### Problem statement:
Could you write out the records below exactly as they appear, leaving out any pictures?

### Records for the task:
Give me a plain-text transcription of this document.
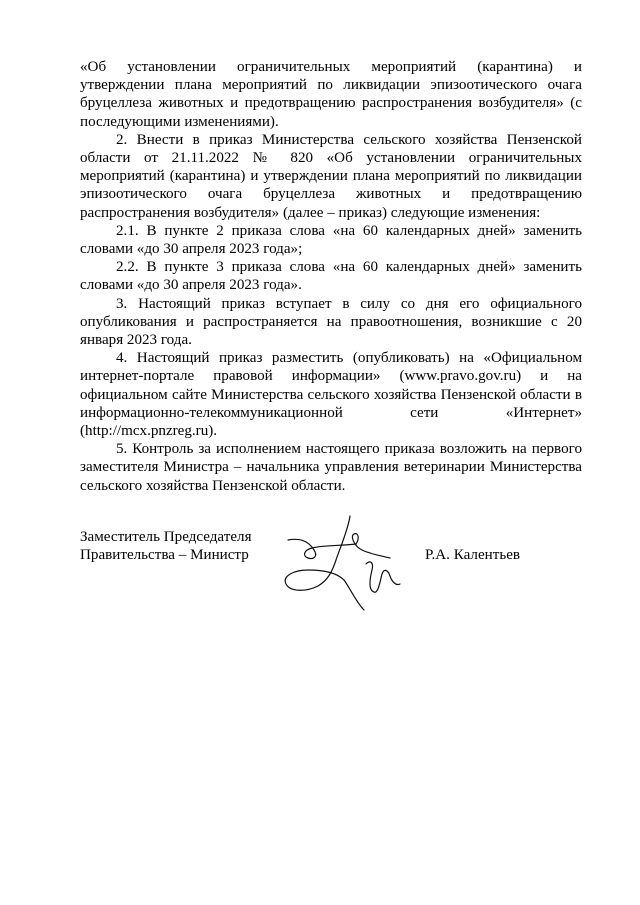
«Об установлении ограничительных мероприятий (карантина) и утверждении плана мероприятий по ликвидации эпизоотического очага бруцеллеза животных и предотвращению распространения возбудителя» (с последующими изменениями).

2. Внести в приказ Министерства сельского хозяйства Пензенской области от 21.11.2022 № 820 «Об установлении ограничительных мероприятий (карантина) и утверждении плана мероприятий по ликвидации эпизоотического очага бруцеллеза животных и предотвращению распространения возбудителя» (далее – приказ) следующие изменения:

2.1. В пункте 2 приказа слова «на 60 календарных дней» заменить словами «до 30 апреля 2023 года»;

2.2. В пункте 3 приказа слова «на 60 календарных дней» заменить словами «до 30 апреля 2023 года».

3. Настоящий приказ вступает в силу со дня его официального опубликования и распространяется на правоотношения, возникшие с 20 января 2023 года.

4. Настоящий приказ разместить (опубликовать) на «Официальном интернет-портале правовой информации» (www.pravo.gov.ru) и на официальном сайте Министерства сельского хозяйства Пензенской области в информационно-телекоммуникационной сети «Интернет» (http://mcx.pnzreg.ru).

5. Контроль за исполнением настоящего приказа возложить на первого заместителя Министра – начальника управления ветеринарии Министерства сельского хозяйства Пензенской области.

Заместитель Председателя
Правительства – Министр	Р.А. Калентьев
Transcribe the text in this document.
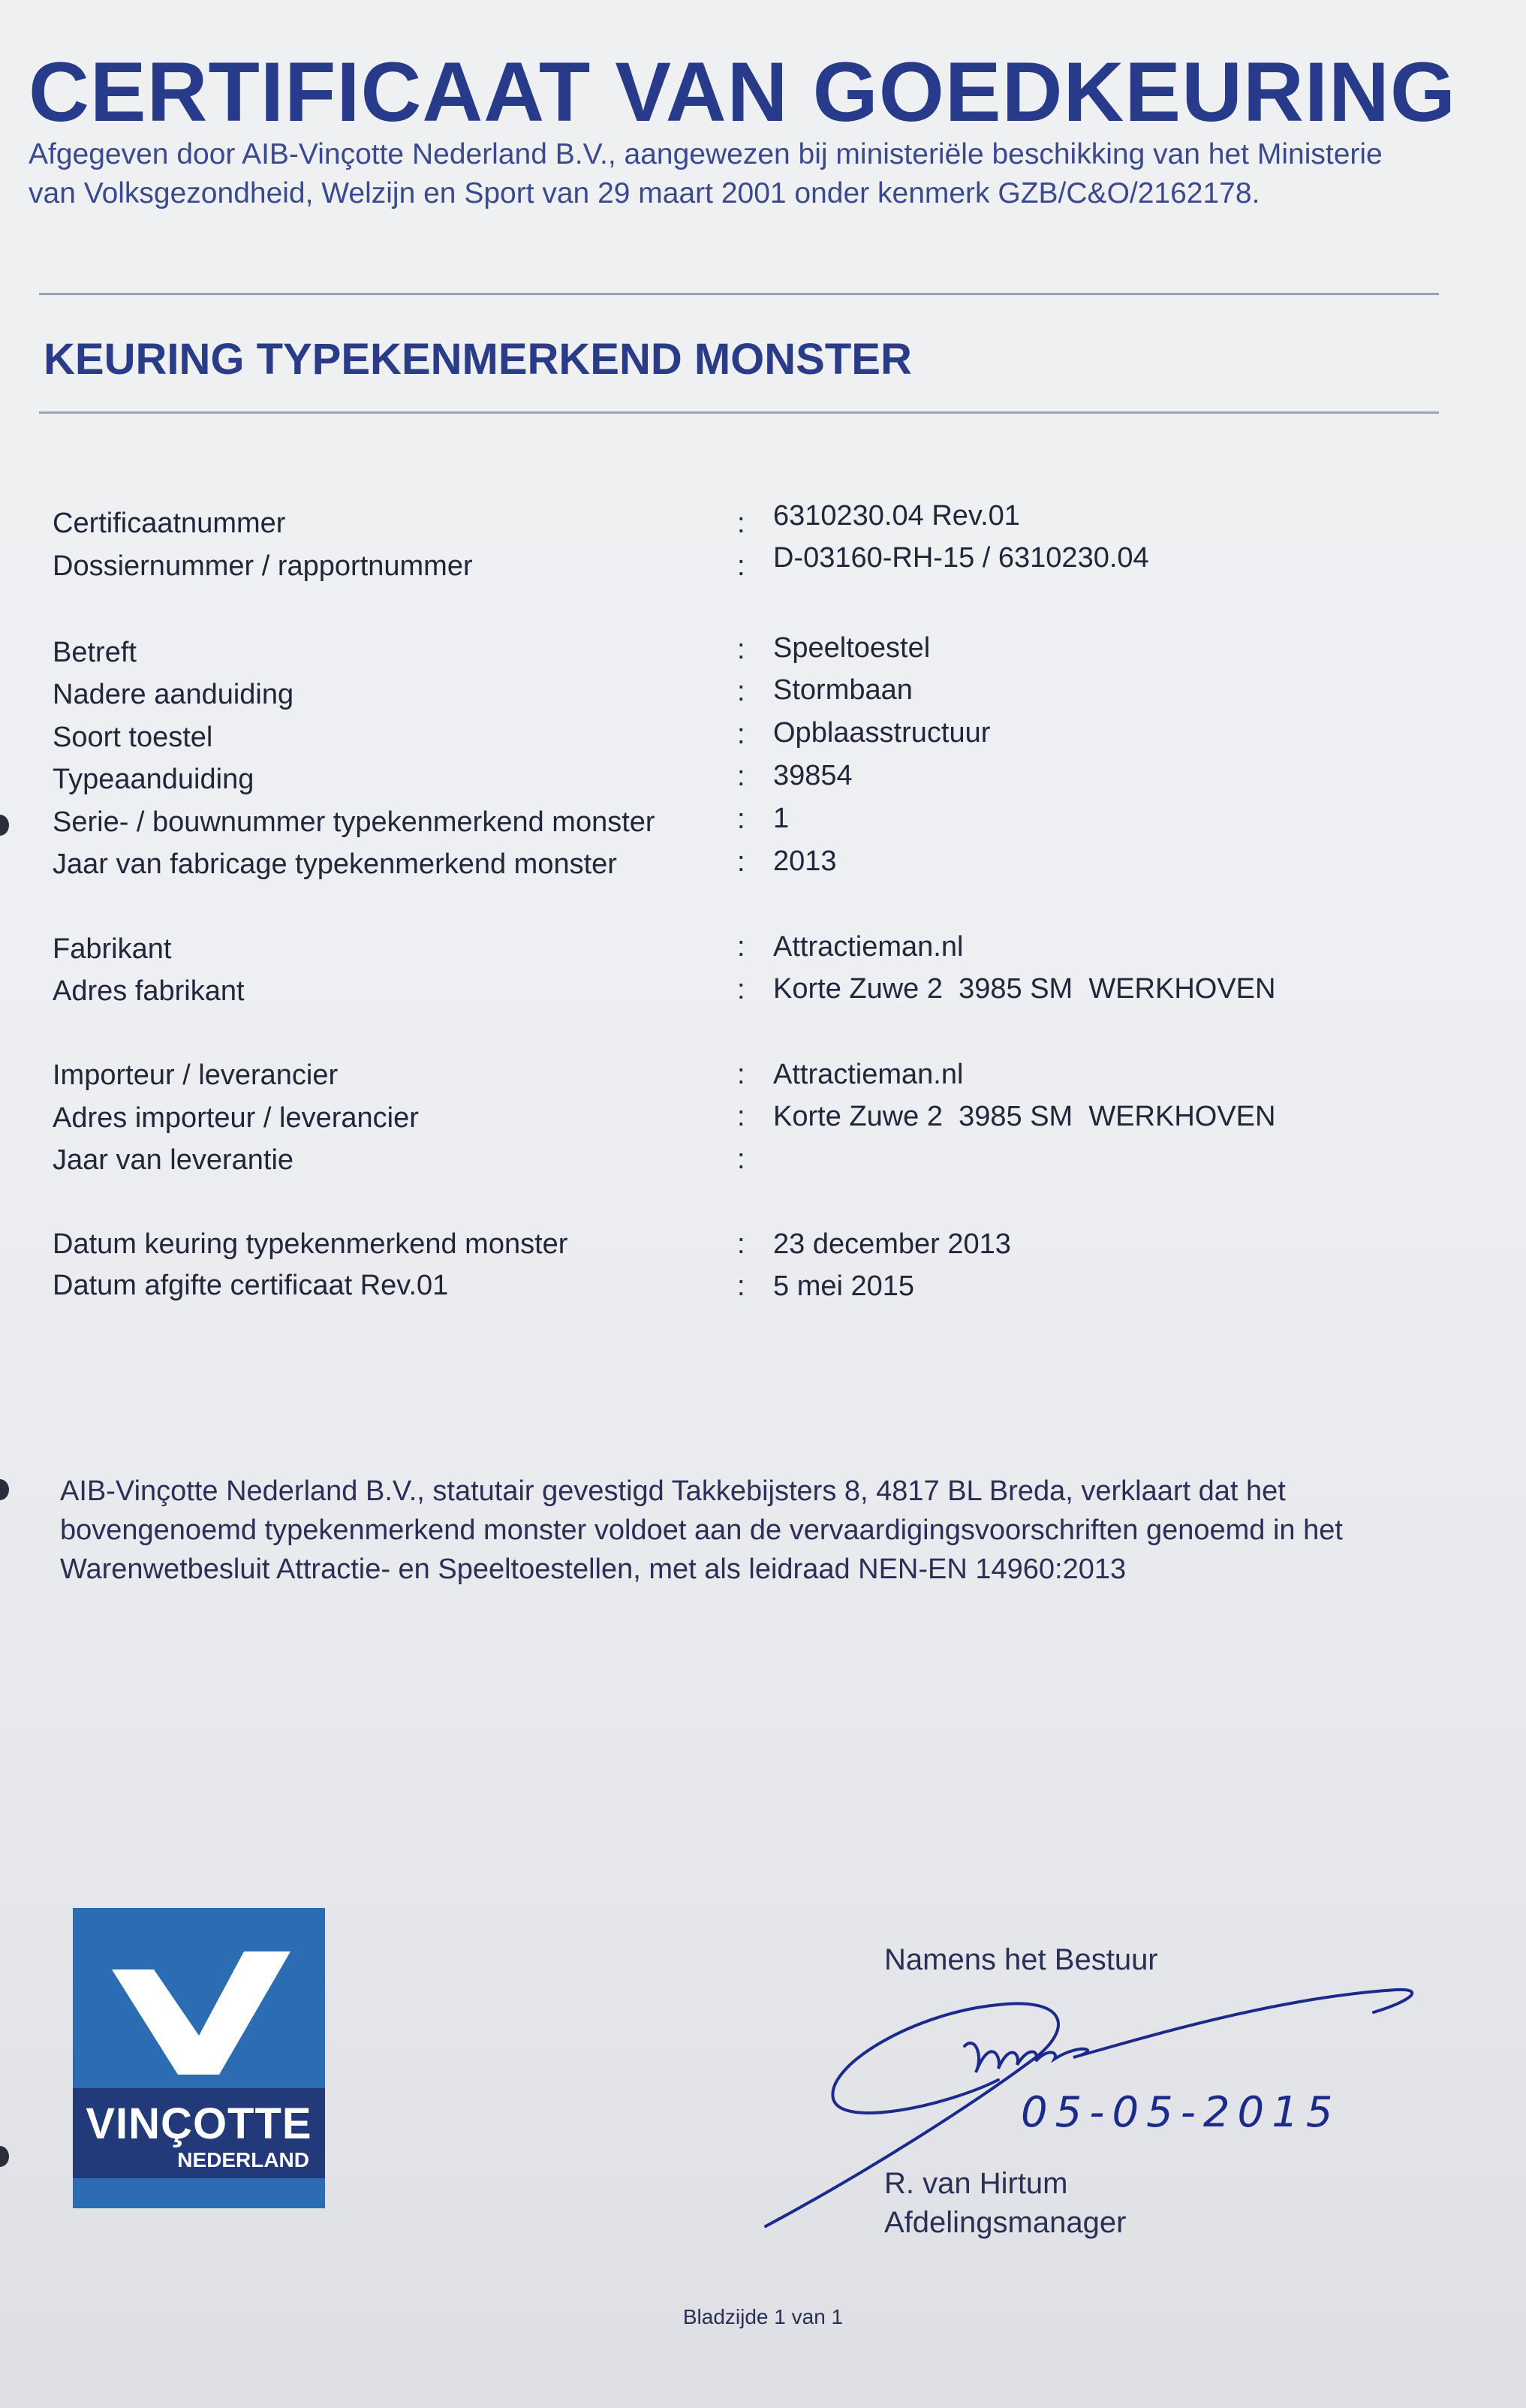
CERTIFICAAT VAN GOEDKEURING
Afgegeven door AIB-Vinçotte Nederland B.V., aangewezen bij ministeriële beschikking van het Ministerie
van Volksgezondheid, Welzijn en Sport van 29 maart 2001 onder kenmerk GZB/C&O/2162178.
KEURING TYPEKENMERKEND MONSTER
Certificaatnummer	: 6310230.04 Rev.01
Dossiernummer / rapportnummer	: D-03160-RH-15 / 6310230.04
Betreft	: Speeltoestel
Nadere aanduiding	: Stormbaan
Soort toestel	: Opblaasstructuur
Typeaanduiding	: 39854
Serie- / bouwnummer typekenmerkend monster	: 1
Jaar van fabricage typekenmerkend monster	: 2013
Fabrikant	: Attractieman.nl
Adres fabrikant	: Korte Zuwe 2  3985 SM  WERKHOVEN
Importeur / leverancier	: Attractieman.nl
Adres importeur / leverancier	: Korte Zuwe 2  3985 SM  WERKHOVEN
Jaar van leverantie	:
Datum keuring typekenmerkend monster	: 23 december 2013
Datum afgifte certificaat Rev.01	: 5 mei 2015
AIB-Vinçotte Nederland B.V., statutair gevestigd Takkebijsters 8, 4817 BL Breda, verklaart dat het
bovengenoemd typekenmerkend monster voldoet aan de vervaardigingsvoorschriften genoemd in het
Warenwetbesluit Attractie- en Speeltoestellen, met als leidraad NEN-EN 14960:2013
VINÇOTTE
NEDERLAND
Namens het Bestuur
05-05-2015
R. van Hirtum
Afdelingsmanager
Bladzijde 1 van 1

### Task answer:
Give me a plain-text transcription of this document.
«Об установлении ограничительных мероприятий (карантина) и утверждении плана мероприятий по ликвидации эпизоотического очага бруцеллеза животных и предотвращению распространения возбудителя» (с последующими изменениями).

2. Внести в приказ Министерства сельского хозяйства Пензенской области от 21.11.2022 № 820 «Об установлении ограничительных мероприятий (карантина) и утверждении плана мероприятий по ликвидации эпизоотического очага бруцеллеза животных и предотвращению распространения возбудителя» (далее – приказ) следующие изменения:

2.1. В пункте 2 приказа слова «на 60 календарных дней» заменить словами «до 30 апреля 2023 года»;

2.2. В пункте 3 приказа слова «на 60 календарных дней» заменить словами «до 30 апреля 2023 года».

3. Настоящий приказ вступает в силу со дня его официального опубликования и распространяется на правоотношения, возникшие с 20 января 2023 года.

4. Настоящий приказ разместить (опубликовать) на «Официальном интернет-портале правовой информации» (www.pravo.gov.ru) и на официальном сайте Министерства сельского хозяйства Пензенской области в информационно-телекоммуникационной сети «Интернет» (http://mcx.pnzreg.ru).

5. Контроль за исполнением настоящего приказа возложить на первого заместителя Министра – начальника управления ветеринарии Министерства сельского хозяйства Пензенской области.

Заместитель Председателя
Правительства – Министр	Р.А. Калентьев
Transcribe the text in this document.
CERTIFICAAT VAN GOEDKEURING
Afgegeven door AIB-Vinçotte Nederland B.V., aangewezen bij ministeriële beschikking van het Ministerie
van Volksgezondheid, Welzijn en Sport van 29 maart 2001 onder kenmerk GZB/C&O/2162178.
KEURING TYPEKENMERKEND MONSTER
Certificaatnummer	: 6310230.04 Rev.01
Dossiernummer / rapportnummer	: D-03160-RH-15 / 6310230.04
Betreft	: Speeltoestel
Nadere aanduiding	: Stormbaan
Soort toestel	: Opblaasstructuur
Typeaanduiding	: 39854
Serie- / bouwnummer typekenmerkend monster	: 1
Jaar van fabricage typekenmerkend monster	: 2013
Fabrikant	: Attractieman.nl
Adres fabrikant	: Korte Zuwe 2  3985 SM  WERKHOVEN
Importeur / leverancier	: Attractieman.nl
Adres importeur / leverancier	: Korte Zuwe 2  3985 SM  WERKHOVEN
Jaar van leverantie	:
Datum keuring typekenmerkend monster	: 23 december 2013
Datum afgifte certificaat Rev.01	: 5 mei 2015
AIB-Vinçotte Nederland B.V., statutair gevestigd Takkebijsters 8, 4817 BL Breda, verklaart dat het
bovengenoemd typekenmerkend monster voldoet aan de vervaardigingsvoorschriften genoemd in het
Warenwetbesluit Attractie- en Speeltoestellen, met als leidraad NEN-EN 14960:2013
VINÇOTTE
NEDERLAND
Namens het Bestuur
05-05-2015
R. van Hirtum
Afdelingsmanager
Bladzijde 1 van 1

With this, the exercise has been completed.